Lines of data:
━━━

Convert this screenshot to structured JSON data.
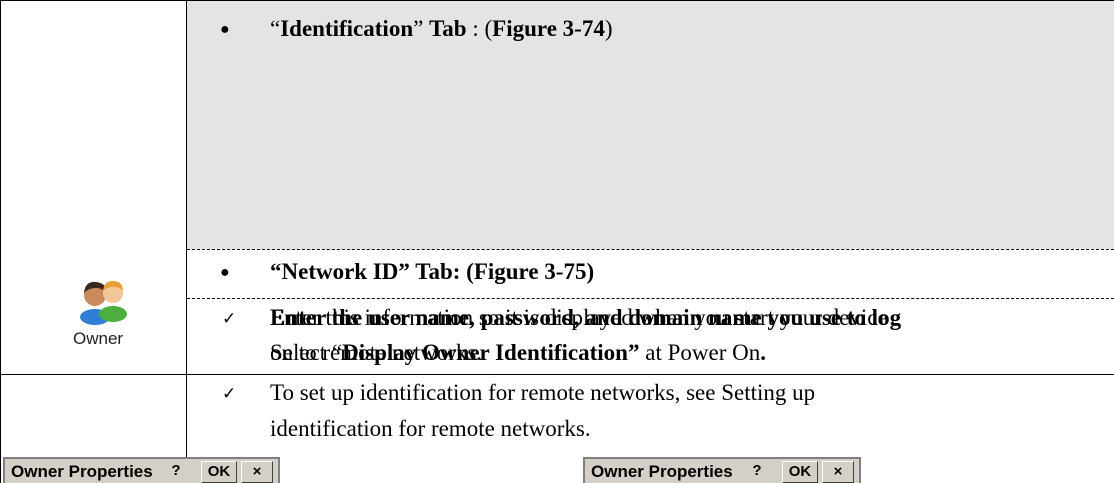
{
  "row1": {
    "bullet": "●",
    "open_quote": "“",
    "tab_name": "Identification",
    "close_quote": "” ",
    "tab_word": "Tab",
    "separator": " : (",
    "figure": "Figure 3-74",
    "close_paren": ")"
  },
  "row2": {
    "bullet": "●",
    "text": "“Network ID” Tab: (Figure 3-75)"
  },
  "owner": {
    "icon": "owner-users-icon",
    "label": "Owner"
  },
  "row3": {
    "check": "✓",
    "line1_a": "Enter the user name, password, and domain name you use to log",
    "line1_b": "Enter this information so it is displayed when you start your device",
    "line2_a": "on to remote networks.",
    "line2_b_pre": "Select “",
    "line2_b_bold": "Display Owner Identification”",
    "line2_b_mid": " at Power On",
    "line2_b_dot": "."
  },
  "row4": {
    "check": "✓",
    "line1": "To set up identification for remote networks, see Setting up",
    "line2": "identification for remote networks."
  },
  "dialogs": [
    {
      "title": "Owner Properties",
      "help": "?",
      "ok": "OK",
      "close": "×"
    },
    {
      "title": "Owner Properties",
      "help": "?",
      "ok": "OK",
      "close": "×"
    }
  ],
  "colors": {
    "shade": "#e4e4e4",
    "titlebar": "#d4d0c8"
  }
}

━━━

Above are the records. Copy every line in them holding "Figure".

    "figure": "Figure 3-74",
    "text": "“Network ID” Tab: (Figure 3-75)"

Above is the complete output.